Dataset items:
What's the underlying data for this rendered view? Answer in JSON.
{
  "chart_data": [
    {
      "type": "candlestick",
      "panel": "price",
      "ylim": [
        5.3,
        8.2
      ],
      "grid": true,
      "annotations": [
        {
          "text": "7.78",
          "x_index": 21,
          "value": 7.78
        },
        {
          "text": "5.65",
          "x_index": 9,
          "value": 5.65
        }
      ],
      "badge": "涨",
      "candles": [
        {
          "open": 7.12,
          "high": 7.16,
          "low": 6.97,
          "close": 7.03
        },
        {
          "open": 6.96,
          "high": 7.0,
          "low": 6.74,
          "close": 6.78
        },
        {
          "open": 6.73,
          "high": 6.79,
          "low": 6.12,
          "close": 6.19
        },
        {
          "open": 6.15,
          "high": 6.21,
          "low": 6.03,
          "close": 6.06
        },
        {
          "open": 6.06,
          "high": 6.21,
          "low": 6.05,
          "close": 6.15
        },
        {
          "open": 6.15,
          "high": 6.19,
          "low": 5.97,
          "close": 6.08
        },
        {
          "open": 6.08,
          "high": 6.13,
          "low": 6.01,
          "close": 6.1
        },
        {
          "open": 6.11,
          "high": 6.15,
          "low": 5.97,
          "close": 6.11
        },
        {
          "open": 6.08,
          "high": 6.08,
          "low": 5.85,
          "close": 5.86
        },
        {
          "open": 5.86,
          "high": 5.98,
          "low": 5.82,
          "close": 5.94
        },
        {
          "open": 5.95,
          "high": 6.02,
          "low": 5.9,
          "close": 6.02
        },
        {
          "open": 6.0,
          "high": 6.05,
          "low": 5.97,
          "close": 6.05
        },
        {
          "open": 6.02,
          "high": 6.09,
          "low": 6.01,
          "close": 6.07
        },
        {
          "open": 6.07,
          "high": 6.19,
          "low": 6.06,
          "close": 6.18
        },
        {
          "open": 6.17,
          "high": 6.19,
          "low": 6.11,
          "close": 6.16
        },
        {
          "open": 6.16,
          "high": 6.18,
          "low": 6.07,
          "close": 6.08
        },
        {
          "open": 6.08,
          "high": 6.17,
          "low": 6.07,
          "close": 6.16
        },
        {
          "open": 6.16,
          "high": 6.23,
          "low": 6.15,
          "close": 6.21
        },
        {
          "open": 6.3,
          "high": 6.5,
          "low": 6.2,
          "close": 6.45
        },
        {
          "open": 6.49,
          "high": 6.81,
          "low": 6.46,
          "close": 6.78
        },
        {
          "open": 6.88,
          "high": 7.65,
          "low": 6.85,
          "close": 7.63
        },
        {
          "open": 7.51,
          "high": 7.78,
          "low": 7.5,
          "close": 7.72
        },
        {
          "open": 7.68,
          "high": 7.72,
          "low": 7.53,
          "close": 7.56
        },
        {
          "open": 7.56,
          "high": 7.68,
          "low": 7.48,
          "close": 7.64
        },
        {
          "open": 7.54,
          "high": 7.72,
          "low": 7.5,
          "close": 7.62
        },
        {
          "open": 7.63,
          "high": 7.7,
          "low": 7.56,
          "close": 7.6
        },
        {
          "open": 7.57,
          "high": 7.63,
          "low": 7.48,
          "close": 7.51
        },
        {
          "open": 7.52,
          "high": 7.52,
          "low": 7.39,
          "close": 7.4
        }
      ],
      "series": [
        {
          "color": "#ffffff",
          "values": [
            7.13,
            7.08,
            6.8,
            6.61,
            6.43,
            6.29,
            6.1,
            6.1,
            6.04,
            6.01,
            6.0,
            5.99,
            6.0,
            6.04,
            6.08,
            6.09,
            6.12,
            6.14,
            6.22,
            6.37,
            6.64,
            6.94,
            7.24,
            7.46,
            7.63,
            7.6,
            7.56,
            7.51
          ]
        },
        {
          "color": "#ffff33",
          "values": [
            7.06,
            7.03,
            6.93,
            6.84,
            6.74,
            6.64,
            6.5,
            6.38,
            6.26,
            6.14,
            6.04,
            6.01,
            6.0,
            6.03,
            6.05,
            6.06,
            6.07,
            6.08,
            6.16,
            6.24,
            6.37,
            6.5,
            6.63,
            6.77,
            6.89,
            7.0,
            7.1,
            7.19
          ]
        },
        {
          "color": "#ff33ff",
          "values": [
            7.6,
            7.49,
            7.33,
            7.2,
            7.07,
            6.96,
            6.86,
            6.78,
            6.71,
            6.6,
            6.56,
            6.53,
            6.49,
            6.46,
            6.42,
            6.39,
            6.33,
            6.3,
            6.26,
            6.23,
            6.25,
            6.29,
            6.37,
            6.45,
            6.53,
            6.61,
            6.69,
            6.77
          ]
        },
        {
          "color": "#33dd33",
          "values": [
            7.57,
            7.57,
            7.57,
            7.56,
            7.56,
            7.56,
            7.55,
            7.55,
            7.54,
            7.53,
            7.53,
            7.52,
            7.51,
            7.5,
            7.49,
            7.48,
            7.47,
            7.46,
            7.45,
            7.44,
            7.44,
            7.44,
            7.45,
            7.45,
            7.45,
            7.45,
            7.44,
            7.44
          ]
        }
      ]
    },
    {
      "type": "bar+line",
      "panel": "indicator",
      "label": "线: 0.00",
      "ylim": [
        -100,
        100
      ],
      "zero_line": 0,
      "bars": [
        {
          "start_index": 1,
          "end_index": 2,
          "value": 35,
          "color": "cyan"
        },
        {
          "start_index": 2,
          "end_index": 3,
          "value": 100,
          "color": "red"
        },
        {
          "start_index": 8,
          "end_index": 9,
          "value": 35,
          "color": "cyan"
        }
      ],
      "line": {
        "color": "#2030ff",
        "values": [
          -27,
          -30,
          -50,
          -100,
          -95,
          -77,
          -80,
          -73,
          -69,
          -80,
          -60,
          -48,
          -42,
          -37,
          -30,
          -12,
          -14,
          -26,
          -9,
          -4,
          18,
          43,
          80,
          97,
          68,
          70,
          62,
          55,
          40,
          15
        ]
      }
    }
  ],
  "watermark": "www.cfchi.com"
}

Required work
All the data must be duplicated exactly, with nothing added or removed.

Exercise output
What's the underlying data for this rendered view? Answer in JSON.
{
  "chart_data": [
    {
      "type": "candlestick",
      "panel": "price",
      "ylim": [
        5.3,
        8.2
      ],
      "grid": true,
      "annotations": [
        {
          "text": "7.78",
          "x_index": 21,
          "value": 7.78
        },
        {
          "text": "5.65",
          "x_index": 9,
          "value": 5.65
        }
      ],
      "badge": "涨",
      "candles": [
        {
          "open": 7.12,
          "high": 7.16,
          "low": 6.97,
          "close": 7.03
        },
        {
          "open": 6.96,
          "high": 7.0,
          "low": 6.74,
          "close": 6.78
        },
        {
          "open": 6.73,
          "high": 6.79,
          "low": 6.12,
          "close": 6.19
        },
        {
          "open": 6.15,
          "high": 6.21,
          "low": 6.03,
          "close": 6.06
        },
        {
          "open": 6.06,
          "high": 6.21,
          "low": 6.05,
          "close": 6.15
        },
        {
          "open": 6.15,
          "high": 6.19,
          "low": 5.97,
          "close": 6.08
        },
        {
          "open": 6.08,
          "high": 6.13,
          "low": 6.01,
          "close": 6.1
        },
        {
          "open": 6.11,
          "high": 6.15,
          "low": 5.97,
          "close": 6.11
        },
        {
          "open": 6.08,
          "high": 6.08,
          "low": 5.85,
          "close": 5.86
        },
        {
          "open": 5.86,
          "high": 5.98,
          "low": 5.82,
          "close": 5.94
        },
        {
          "open": 5.95,
          "high": 6.02,
          "low": 5.9,
          "close": 6.02
        },
        {
          "open": 6.0,
          "high": 6.05,
          "low": 5.97,
          "close": 6.05
        },
        {
          "open": 6.02,
          "high": 6.09,
          "low": 6.01,
          "close": 6.07
        },
        {
          "open": 6.07,
          "high": 6.19,
          "low": 6.06,
          "close": 6.18
        },
        {
          "open": 6.17,
          "high": 6.19,
          "low": 6.11,
          "close": 6.16
        },
        {
          "open": 6.16,
          "high": 6.18,
          "low": 6.07,
          "close": 6.08
        },
        {
          "open": 6.08,
          "high": 6.17,
          "low": 6.07,
          "close": 6.16
        },
        {
          "open": 6.16,
          "high": 6.23,
          "low": 6.15,
          "close": 6.21
        },
        {
          "open": 6.3,
          "high": 6.5,
          "low": 6.2,
          "close": 6.45
        },
        {
          "open": 6.49,
          "high": 6.81,
          "low": 6.46,
          "close": 6.78
        },
        {
          "open": 6.88,
          "high": 7.65,
          "low": 6.85,
          "close": 7.63
        },
        {
          "open": 7.51,
          "high": 7.78,
          "low": 7.5,
          "close": 7.72
        },
        {
          "open": 7.68,
          "high": 7.72,
          "low": 7.53,
          "close": 7.56
        },
        {
          "open": 7.56,
          "high": 7.68,
          "low": 7.48,
          "close": 7.64
        },
        {
          "open": 7.54,
          "high": 7.72,
          "low": 7.5,
          "close": 7.62
        },
        {
          "open": 7.63,
          "high": 7.7,
          "low": 7.56,
          "close": 7.6
        },
        {
          "open": 7.57,
          "high": 7.63,
          "low": 7.48,
          "close": 7.51
        },
        {
          "open": 7.52,
          "high": 7.52,
          "low": 7.39,
          "close": 7.4
        }
      ],
      "series": [
        {
          "color": "#ffffff",
          "values": [
            7.13,
            7.08,
            6.8,
            6.61,
            6.43,
            6.29,
            6.1,
            6.1,
            6.04,
            6.01,
            6.0,
            5.99,
            6.0,
            6.04,
            6.08,
            6.09,
            6.12,
            6.14,
            6.22,
            6.37,
            6.64,
            6.94,
            7.24,
            7.46,
            7.63,
            7.6,
            7.56,
            7.51
          ]
        },
        {
          "color": "#ffff33",
          "values": [
            7.06,
            7.03,
            6.93,
            6.84,
            6.74,
            6.64,
            6.5,
            6.38,
            6.26,
            6.14,
            6.04,
            6.01,
            6.0,
            6.03,
            6.05,
            6.06,
            6.07,
            6.08,
            6.16,
            6.24,
            6.37,
            6.5,
            6.63,
            6.77,
            6.89,
            7.0,
            7.1,
            7.19
          ]
        },
        {
          "color": "#ff33ff",
          "values": [
            7.6,
            7.49,
            7.33,
            7.2,
            7.07,
            6.96,
            6.86,
            6.78,
            6.71,
            6.6,
            6.56,
            6.53,
            6.49,
            6.46,
            6.42,
            6.39,
            6.33,
            6.3,
            6.26,
            6.23,
            6.25,
            6.29,
            6.37,
            6.45,
            6.53,
            6.61,
            6.69,
            6.77
          ]
        },
        {
          "color": "#33dd33",
          "values": [
            7.57,
            7.57,
            7.57,
            7.56,
            7.56,
            7.56,
            7.55,
            7.55,
            7.54,
            7.53,
            7.53,
            7.52,
            7.51,
            7.5,
            7.49,
            7.48,
            7.47,
            7.46,
            7.45,
            7.44,
            7.44,
            7.44,
            7.45,
            7.45,
            7.45,
            7.45,
            7.44,
            7.44
          ]
        }
      ]
    },
    {
      "type": "bar+line",
      "panel": "indicator",
      "label": "线: 0.00",
      "ylim": [
        -100,
        100
      ],
      "zero_line": 0,
      "bars": [
        {
          "start_index": 1,
          "end_index": 2,
          "value": 35,
          "color": "cyan"
        },
        {
          "start_index": 2,
          "end_index": 3,
          "value": 100,
          "color": "red"
        },
        {
          "start_index": 8,
          "end_index": 9,
          "value": 35,
          "color": "cyan"
        }
      ],
      "line": {
        "color": "#2030ff",
        "values": [
          -27,
          -30,
          -50,
          -100,
          -95,
          -77,
          -80,
          -73,
          -69,
          -80,
          -60,
          -48,
          -42,
          -37,
          -30,
          -12,
          -14,
          -26,
          -9,
          -4,
          18,
          43,
          80,
          97,
          68,
          70,
          62,
          55,
          40,
          15
        ]
      }
    }
  ],
  "watermark": "www.cfchi.com"
}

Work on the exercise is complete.